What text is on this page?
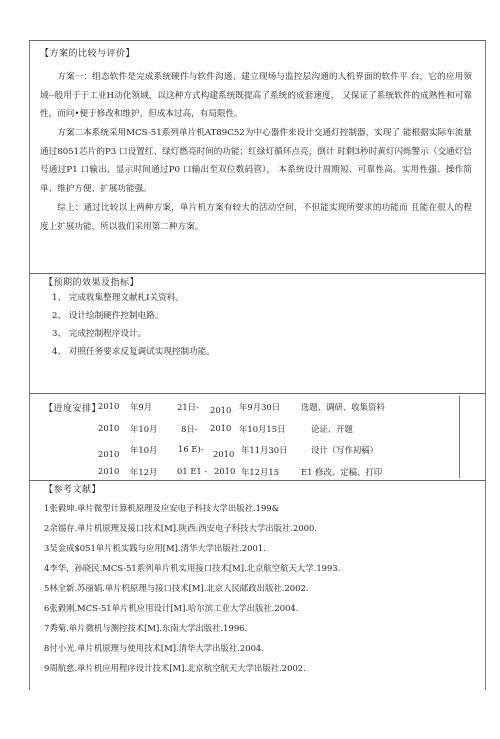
【方案的比较与评价】
方案一：组态软件是完成系统硬件与软件沟通、建立现场与监控层沟通的人机界面的软件平 台，它的应用领域--般用于于工业H动化领域，以这种方式构建系统既提高了系统的成套速度， 又保证了系统软件的成熟性和可靠性，而问•便于修改和维护，但成本过高，有局限性。
方案二本系统采用MCS-51系列单片机AT89C52为中心器件来设计交通灯控制器，实现了 能根据实际车流量通过8051芯片的P3 口设置红、绿灯燃亮时间的功能；红绿灯循环点亮，倒计 时剩3秒时黄灯闪烁警示（交通灯信号通过P1 口输出，显示时间通过P0 口输出至双位数码管）， 本系统设计周期短、可靠性高、实用性强、操作简单、维护方便、扩展功能强。
综上：通过比较以上两种方案，单片机方案有较大的活动空间，不但能实现所要求的功能而 且能在很人的程度上扩展功能，所以我们采用第二种方案。
【预期的效果及指标】
1、 完成收集整理文献札I关资料。
2、 设计绘制硬件控制电路。
3、 完成控制程序设计。
4、 对照任务要求反复调试实现控制功能。
【进度安排】
2010 年9月	21日- 2010 年9月30日 选题、调研、收集资料
2010 年10月	8日- 2010 年10月15日	论证、开题
2010 年10月 16 E)- 2010 年11月30日	设计（写作初稿）
2010 年12月 01 E1 - 2010 年12月15	E1 修改、定稿、打印
【参考文献】
1张毅坤.单片微型计算机原理及应安电子科技大学出版社.199&
2余锡存.单片机原理及接口技术[M].陕西:西安电子科技大学出版社.2000.
3吴金成$051单片机实践与应用[M].清华大学出版社.2001.
4李华，孙晓民.MCS-51系列单片机实用接口技术[M].北京航空航天大学.1993.
5林全新.苏丽娟.单片机原理与接口技术[M].北京人民邮政出版社.2002.
6张毅刚.MCS-51单片机应用设计[M].哈尔滨工业大学出版社.2004.
7秀菊.单片微机与测控技术[M].东南大学出版社.1996.
8付小光.单片机原理与使用技术[M].清华大学出版社.2004.
9周航慈.单片机应用程序设计技术[M].北京航空航天大学出版社.2002.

§

Using the records given above, list every line that includes the word "清华大学出版社".

3吴金成$051单片机实践与应用[M].清华大学出版社.2001.
8付小光.单片机原理与使用技术[M].清华大学出版社.2004.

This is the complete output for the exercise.